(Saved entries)
>>

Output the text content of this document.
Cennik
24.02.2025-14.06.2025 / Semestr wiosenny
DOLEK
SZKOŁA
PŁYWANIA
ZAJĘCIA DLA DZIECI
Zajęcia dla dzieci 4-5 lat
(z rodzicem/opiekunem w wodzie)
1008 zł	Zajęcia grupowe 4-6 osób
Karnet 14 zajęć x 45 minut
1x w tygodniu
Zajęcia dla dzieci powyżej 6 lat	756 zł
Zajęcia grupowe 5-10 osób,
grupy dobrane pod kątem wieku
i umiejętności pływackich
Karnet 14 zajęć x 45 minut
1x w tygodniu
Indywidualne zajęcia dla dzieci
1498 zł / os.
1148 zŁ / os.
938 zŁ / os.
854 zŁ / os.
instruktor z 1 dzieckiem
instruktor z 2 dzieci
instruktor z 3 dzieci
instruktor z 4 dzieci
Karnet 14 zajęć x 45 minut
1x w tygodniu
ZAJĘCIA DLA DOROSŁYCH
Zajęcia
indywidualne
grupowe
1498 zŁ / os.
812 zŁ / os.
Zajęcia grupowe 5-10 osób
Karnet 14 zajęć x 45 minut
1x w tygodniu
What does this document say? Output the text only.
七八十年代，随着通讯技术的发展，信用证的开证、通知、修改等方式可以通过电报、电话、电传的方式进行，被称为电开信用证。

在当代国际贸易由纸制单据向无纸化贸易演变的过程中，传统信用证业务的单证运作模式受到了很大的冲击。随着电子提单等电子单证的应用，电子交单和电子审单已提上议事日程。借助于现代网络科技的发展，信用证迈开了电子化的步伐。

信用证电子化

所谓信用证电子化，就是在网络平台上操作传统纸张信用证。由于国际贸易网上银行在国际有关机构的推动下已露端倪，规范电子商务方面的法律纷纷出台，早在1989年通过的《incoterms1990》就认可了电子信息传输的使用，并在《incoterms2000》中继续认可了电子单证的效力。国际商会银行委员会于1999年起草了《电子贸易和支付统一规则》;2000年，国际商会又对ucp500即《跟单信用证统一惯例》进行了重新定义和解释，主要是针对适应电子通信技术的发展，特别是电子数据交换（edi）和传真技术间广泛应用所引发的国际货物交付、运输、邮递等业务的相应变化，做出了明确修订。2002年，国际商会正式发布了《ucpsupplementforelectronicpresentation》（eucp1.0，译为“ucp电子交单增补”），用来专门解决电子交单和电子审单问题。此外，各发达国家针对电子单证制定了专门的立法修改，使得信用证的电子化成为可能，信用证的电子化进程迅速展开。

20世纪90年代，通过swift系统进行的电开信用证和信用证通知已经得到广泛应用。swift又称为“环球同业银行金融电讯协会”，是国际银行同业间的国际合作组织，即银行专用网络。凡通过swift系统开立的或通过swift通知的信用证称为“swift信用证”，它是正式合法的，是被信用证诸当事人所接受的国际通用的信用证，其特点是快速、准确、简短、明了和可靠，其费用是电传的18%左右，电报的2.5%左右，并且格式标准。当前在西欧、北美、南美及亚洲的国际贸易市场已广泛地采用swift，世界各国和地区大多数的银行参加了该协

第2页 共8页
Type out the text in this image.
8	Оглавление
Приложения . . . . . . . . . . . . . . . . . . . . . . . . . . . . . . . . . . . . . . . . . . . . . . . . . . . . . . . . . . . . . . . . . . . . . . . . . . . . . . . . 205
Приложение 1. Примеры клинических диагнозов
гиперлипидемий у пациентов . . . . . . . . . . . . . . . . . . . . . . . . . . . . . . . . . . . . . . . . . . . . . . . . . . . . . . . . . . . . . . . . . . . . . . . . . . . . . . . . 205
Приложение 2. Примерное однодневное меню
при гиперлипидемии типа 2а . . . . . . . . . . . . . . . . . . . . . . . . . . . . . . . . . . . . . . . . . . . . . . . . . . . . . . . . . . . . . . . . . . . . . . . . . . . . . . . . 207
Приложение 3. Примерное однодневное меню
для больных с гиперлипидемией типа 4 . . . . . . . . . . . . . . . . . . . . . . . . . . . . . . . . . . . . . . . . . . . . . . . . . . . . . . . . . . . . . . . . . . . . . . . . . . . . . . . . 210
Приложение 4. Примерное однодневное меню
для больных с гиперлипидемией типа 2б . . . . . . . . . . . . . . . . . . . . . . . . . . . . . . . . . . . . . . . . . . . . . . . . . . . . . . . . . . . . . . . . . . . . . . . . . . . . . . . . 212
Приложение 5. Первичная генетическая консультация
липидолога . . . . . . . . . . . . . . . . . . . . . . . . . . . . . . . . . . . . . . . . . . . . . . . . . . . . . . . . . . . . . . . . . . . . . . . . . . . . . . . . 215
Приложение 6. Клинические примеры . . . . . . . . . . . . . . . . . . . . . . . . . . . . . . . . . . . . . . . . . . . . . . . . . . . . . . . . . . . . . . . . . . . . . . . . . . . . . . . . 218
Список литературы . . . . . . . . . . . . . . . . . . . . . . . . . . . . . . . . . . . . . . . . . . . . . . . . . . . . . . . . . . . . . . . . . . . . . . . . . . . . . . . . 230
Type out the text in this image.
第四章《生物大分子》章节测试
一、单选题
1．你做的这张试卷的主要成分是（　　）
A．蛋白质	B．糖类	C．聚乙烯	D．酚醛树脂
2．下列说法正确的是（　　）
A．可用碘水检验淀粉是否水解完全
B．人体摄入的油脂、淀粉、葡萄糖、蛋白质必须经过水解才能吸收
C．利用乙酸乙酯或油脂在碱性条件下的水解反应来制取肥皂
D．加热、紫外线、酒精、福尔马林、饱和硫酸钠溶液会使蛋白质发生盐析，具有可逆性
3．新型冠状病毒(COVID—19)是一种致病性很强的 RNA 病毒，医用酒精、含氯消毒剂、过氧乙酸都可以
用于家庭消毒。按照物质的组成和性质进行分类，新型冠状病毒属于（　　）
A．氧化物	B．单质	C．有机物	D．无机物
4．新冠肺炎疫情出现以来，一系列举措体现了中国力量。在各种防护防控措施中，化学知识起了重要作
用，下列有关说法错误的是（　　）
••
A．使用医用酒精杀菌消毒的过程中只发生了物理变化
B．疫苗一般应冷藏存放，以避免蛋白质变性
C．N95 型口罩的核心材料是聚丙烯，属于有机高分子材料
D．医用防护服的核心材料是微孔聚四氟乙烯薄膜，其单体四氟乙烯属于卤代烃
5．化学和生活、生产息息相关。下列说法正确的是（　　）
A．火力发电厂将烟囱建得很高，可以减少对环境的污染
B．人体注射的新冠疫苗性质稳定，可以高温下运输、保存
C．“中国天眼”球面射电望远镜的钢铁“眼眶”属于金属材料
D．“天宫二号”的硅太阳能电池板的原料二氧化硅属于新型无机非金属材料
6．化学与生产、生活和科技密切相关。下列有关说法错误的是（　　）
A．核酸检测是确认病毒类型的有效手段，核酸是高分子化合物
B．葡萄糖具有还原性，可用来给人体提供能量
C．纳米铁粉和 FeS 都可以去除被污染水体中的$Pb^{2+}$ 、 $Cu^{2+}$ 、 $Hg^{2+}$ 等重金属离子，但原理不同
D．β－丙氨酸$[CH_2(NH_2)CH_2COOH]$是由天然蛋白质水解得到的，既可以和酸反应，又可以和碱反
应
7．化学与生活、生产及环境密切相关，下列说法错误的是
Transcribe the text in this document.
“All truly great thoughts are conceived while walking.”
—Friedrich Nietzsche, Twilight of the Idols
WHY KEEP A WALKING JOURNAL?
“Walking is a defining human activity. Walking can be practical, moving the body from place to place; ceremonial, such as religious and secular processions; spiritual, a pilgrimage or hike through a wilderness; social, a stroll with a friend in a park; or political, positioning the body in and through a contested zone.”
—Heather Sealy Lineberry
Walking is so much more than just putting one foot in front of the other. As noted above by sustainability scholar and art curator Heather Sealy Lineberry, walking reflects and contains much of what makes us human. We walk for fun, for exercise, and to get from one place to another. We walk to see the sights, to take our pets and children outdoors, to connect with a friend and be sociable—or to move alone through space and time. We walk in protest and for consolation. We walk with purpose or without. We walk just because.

<<

Objective:
Collect from the data above every line that includes "this".

The completed task:
Output the text content of this document.
What does this document say? Output the text only.
Type out the text in this image.
Type out the text in this image.
Transcribe the text in this document.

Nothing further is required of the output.